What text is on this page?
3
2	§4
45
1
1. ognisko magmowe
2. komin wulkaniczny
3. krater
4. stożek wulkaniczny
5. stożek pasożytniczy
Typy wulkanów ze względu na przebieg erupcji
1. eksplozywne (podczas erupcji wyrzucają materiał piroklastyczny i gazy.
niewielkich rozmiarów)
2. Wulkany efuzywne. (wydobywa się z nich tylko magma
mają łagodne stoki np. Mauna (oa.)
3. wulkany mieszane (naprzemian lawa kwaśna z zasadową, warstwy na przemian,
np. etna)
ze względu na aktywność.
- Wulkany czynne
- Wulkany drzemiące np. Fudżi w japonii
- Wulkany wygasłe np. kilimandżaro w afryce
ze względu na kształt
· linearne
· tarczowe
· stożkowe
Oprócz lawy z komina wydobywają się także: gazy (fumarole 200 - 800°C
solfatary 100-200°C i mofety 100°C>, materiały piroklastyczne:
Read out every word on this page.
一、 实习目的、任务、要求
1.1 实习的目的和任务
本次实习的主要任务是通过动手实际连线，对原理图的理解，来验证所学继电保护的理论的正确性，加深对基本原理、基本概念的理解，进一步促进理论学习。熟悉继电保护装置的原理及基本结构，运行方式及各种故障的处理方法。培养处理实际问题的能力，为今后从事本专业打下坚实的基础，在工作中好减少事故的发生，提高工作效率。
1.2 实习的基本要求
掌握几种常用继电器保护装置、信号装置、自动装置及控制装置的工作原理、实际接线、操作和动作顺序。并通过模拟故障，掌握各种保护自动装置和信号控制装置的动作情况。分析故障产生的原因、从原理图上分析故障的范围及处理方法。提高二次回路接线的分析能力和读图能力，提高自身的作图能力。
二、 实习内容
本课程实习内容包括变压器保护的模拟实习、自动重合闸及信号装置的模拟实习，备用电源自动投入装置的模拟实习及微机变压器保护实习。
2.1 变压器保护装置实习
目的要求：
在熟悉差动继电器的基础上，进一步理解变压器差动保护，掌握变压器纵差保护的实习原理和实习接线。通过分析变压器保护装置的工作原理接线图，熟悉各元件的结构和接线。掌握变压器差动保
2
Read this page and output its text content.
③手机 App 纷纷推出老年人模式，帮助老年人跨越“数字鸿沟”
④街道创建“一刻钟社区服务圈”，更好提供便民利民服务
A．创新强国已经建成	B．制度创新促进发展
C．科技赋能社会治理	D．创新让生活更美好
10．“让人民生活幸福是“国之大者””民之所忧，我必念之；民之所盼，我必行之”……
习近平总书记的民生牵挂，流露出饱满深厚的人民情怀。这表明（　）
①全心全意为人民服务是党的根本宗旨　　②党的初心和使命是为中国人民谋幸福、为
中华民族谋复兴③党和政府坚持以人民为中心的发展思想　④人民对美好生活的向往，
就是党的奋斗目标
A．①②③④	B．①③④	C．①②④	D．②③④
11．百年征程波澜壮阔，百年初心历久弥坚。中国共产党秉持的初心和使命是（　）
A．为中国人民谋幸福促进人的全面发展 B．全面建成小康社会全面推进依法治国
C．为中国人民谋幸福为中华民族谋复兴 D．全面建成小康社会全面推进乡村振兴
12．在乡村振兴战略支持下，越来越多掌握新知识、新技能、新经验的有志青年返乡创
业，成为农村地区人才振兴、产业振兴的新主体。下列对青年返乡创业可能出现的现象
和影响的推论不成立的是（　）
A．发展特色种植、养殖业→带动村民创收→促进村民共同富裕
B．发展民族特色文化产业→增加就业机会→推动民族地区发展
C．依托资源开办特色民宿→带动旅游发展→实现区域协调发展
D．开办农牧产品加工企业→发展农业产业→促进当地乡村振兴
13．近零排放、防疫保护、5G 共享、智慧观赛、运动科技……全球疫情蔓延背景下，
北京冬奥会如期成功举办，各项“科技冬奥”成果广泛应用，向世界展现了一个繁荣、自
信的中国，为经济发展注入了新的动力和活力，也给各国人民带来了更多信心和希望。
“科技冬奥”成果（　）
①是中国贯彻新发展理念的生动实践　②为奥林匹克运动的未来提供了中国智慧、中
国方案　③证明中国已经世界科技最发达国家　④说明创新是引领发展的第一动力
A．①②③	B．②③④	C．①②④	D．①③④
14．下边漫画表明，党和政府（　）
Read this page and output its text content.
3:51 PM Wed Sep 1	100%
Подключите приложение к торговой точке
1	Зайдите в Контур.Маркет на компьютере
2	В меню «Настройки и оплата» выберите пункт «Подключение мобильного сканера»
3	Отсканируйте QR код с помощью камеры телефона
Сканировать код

***

**Requirements**
Please output the complete data exactly.

**Right answer**
What text is on this page?
3
2	§4
45
1
1. ognisko magmowe
2. komin wulkaniczny
3. krater
4. stożek wulkaniczny
5. stożek pasożytniczy
Typy wulkanów ze względu na przebieg erupcji
1. eksplozywne (podczas erupcji wyrzucają materiał piroklastyczny i gazy.
niewielkich rozmiarów)
2. Wulkany efuzywne. (wydobywa się z nich tylko magma
mają łagodne stoki np. Mauna (oa.)
3. wulkany mieszane (naprzemian lawa kwaśna z zasadową, warstwy na przemian,
np. etna)
ze względu na aktywność.
- Wulkany czynne
- Wulkany drzemiące np. Fudżi w japonii
- Wulkany wygasłe np. kilimandżaro w afryce
ze względu na kształt
· linearne
· tarczowe
· stożkowe
Oprócz lawy z komina wydobywają się także: gazy (fumarole 200 - 800°C
solfatary 100-200°C i mofety 100°C>, materiały piroklastyczne:
Read out every word on this page.
一、 实习目的、任务、要求
1.1 实习的目的和任务
本次实习的主要任务是通过动手实际连线，对原理图的理解，来验证所学继电保护的理论的正确性，加深对基本原理、基本概念的理解，进一步促进理论学习。熟悉继电保护装置的原理及基本结构，运行方式及各种故障的处理方法。培养处理实际问题的能力，为今后从事本专业打下坚实的基础，在工作中好减少事故的发生，提高工作效率。
1.2 实习的基本要求
掌握几种常用继电器保护装置、信号装置、自动装置及控制装置的工作原理、实际接线、操作和动作顺序。并通过模拟故障，掌握各种保护自动装置和信号控制装置的动作情况。分析故障产生的原因、从原理图上分析故障的范围及处理方法。提高二次回路接线的分析能力和读图能力，提高自身的作图能力。
二、 实习内容
本课程实习内容包括变压器保护的模拟实习、自动重合闸及信号装置的模拟实习，备用电源自动投入装置的模拟实习及微机变压器保护实习。
2.1 变压器保护装置实习
目的要求：
在熟悉差动继电器的基础上，进一步理解变压器差动保护，掌握变压器纵差保护的实习原理和实习接线。通过分析变压器保护装置的工作原理接线图，熟悉各元件的结构和接线。掌握变压器差动保
2
Read this page and output its text content.
③手机 App 纷纷推出老年人模式，帮助老年人跨越“数字鸿沟”
④街道创建“一刻钟社区服务圈”，更好提供便民利民服务
A．创新强国已经建成	B．制度创新促进发展
C．科技赋能社会治理	D．创新让生活更美好
10．“让人民生活幸福是“国之大者””民之所忧，我必念之；民之所盼，我必行之”……
习近平总书记的民生牵挂，流露出饱满深厚的人民情怀。这表明（　）
①全心全意为人民服务是党的根本宗旨　　②党的初心和使命是为中国人民谋幸福、为
中华民族谋复兴③党和政府坚持以人民为中心的发展思想　④人民对美好生活的向往，
就是党的奋斗目标
A．①②③④	B．①③④	C．①②④	D．②③④
11．百年征程波澜壮阔，百年初心历久弥坚。中国共产党秉持的初心和使命是（　）
A．为中国人民谋幸福促进人的全面发展 B．全面建成小康社会全面推进依法治国
C．为中国人民谋幸福为中华民族谋复兴 D．全面建成小康社会全面推进乡村振兴
12．在乡村振兴战略支持下，越来越多掌握新知识、新技能、新经验的有志青年返乡创
业，成为农村地区人才振兴、产业振兴的新主体。下列对青年返乡创业可能出现的现象
和影响的推论不成立的是（　）
A．发展特色种植、养殖业→带动村民创收→促进村民共同富裕
B．发展民族特色文化产业→增加就业机会→推动民族地区发展
C．依托资源开办特色民宿→带动旅游发展→实现区域协调发展
D．开办农牧产品加工企业→发展农业产业→促进当地乡村振兴
13．近零排放、防疫保护、5G 共享、智慧观赛、运动科技……全球疫情蔓延背景下，
北京冬奥会如期成功举办，各项“科技冬奥”成果广泛应用，向世界展现了一个繁荣、自
信的中国，为经济发展注入了新的动力和活力，也给各国人民带来了更多信心和希望。
“科技冬奥”成果（　）
①是中国贯彻新发展理念的生动实践　②为奥林匹克运动的未来提供了中国智慧、中
国方案　③证明中国已经世界科技最发达国家　④说明创新是引领发展的第一动力
A．①②③	B．②③④	C．①②④	D．①③④
14．下边漫画表明，党和政府（　）
Read this page and output its text content.
3:51 PM Wed Sep 1	100%
Подключите приложение к торговой точке
1	Зайдите в Контур.Маркет на компьютере
2	В меню «Настройки и оплата» выберите пункт «Подключение мобильного сканера»
3	Отсканируйте QR код с помощью камеры телефона
Сканировать код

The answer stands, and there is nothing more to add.